Written task:
Report every line below that holds the word "крыши".

Entries from a dataset:
····················
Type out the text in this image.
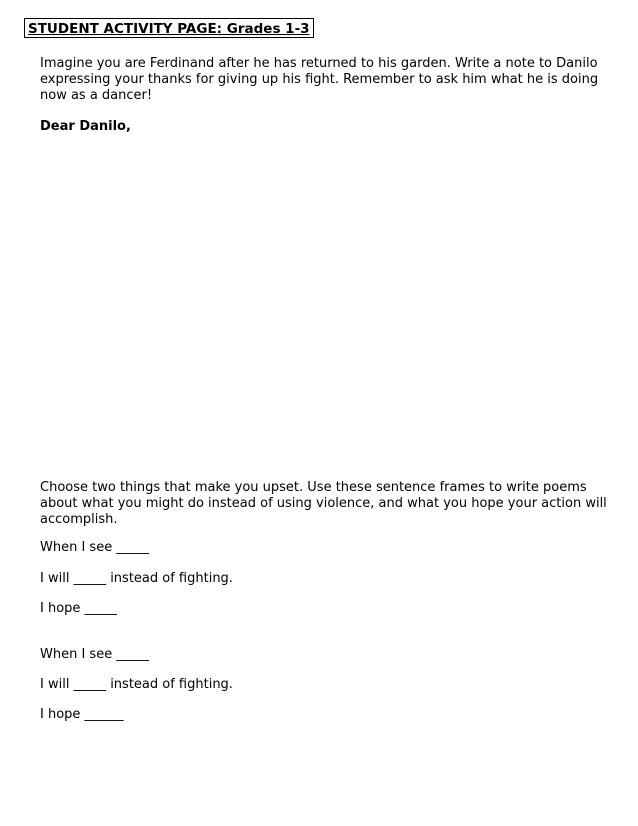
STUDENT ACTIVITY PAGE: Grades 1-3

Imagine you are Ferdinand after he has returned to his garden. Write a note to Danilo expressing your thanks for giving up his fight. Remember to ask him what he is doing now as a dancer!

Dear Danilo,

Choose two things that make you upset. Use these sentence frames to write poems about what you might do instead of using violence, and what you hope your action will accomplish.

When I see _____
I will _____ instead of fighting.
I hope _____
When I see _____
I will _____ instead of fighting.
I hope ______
····················
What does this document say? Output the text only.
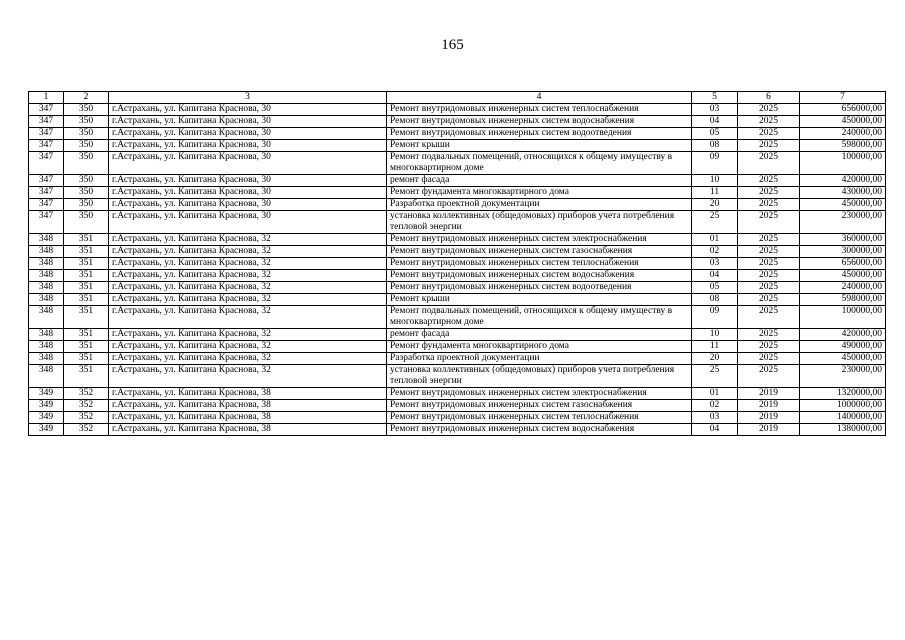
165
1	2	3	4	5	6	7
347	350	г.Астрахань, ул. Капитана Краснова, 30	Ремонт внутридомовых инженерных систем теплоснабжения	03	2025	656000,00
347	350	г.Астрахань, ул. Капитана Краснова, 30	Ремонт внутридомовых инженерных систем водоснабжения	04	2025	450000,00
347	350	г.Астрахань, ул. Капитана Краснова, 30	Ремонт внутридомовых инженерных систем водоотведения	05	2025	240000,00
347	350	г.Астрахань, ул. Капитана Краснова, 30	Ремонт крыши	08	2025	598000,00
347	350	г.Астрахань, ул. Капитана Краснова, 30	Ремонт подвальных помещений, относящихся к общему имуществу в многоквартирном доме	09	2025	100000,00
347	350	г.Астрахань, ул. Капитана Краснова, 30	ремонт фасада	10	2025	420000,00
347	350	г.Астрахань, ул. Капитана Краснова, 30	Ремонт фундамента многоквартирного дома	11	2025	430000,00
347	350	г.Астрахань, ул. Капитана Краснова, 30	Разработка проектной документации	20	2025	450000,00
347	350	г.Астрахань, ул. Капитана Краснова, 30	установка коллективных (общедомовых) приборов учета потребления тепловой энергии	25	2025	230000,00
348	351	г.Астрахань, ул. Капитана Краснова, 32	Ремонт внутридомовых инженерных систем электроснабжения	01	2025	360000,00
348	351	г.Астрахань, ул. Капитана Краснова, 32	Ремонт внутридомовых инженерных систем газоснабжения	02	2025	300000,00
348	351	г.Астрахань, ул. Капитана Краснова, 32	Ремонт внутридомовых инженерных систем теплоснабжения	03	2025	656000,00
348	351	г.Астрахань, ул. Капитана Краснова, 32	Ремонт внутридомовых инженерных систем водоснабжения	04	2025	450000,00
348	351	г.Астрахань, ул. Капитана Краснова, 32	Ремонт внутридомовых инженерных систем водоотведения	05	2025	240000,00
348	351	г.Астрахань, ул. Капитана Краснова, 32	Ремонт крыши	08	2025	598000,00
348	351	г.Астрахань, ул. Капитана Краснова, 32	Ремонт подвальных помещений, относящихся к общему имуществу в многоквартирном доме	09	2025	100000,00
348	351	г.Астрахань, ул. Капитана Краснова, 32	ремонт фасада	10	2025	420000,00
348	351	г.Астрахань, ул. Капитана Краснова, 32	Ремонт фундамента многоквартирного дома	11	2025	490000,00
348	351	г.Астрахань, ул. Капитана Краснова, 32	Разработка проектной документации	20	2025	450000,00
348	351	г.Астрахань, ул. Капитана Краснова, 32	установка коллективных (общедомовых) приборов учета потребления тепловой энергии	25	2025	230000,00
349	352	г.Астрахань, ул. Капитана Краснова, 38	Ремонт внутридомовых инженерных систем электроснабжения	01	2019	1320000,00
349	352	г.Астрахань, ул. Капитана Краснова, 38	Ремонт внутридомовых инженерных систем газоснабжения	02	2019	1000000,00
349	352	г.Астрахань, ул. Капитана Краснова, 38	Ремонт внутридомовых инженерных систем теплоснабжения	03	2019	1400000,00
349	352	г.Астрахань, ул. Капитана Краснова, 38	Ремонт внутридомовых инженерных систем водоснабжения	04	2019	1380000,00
····················
Problem solution:
347	350	г.Астрахань, ул. Капитана Краснова, 30	Ремонт крыши	08	2025	598000,00
348	351	г.Астрахань, ул. Капитана Краснова, 32	Ремонт крыши	08	2025	598000,00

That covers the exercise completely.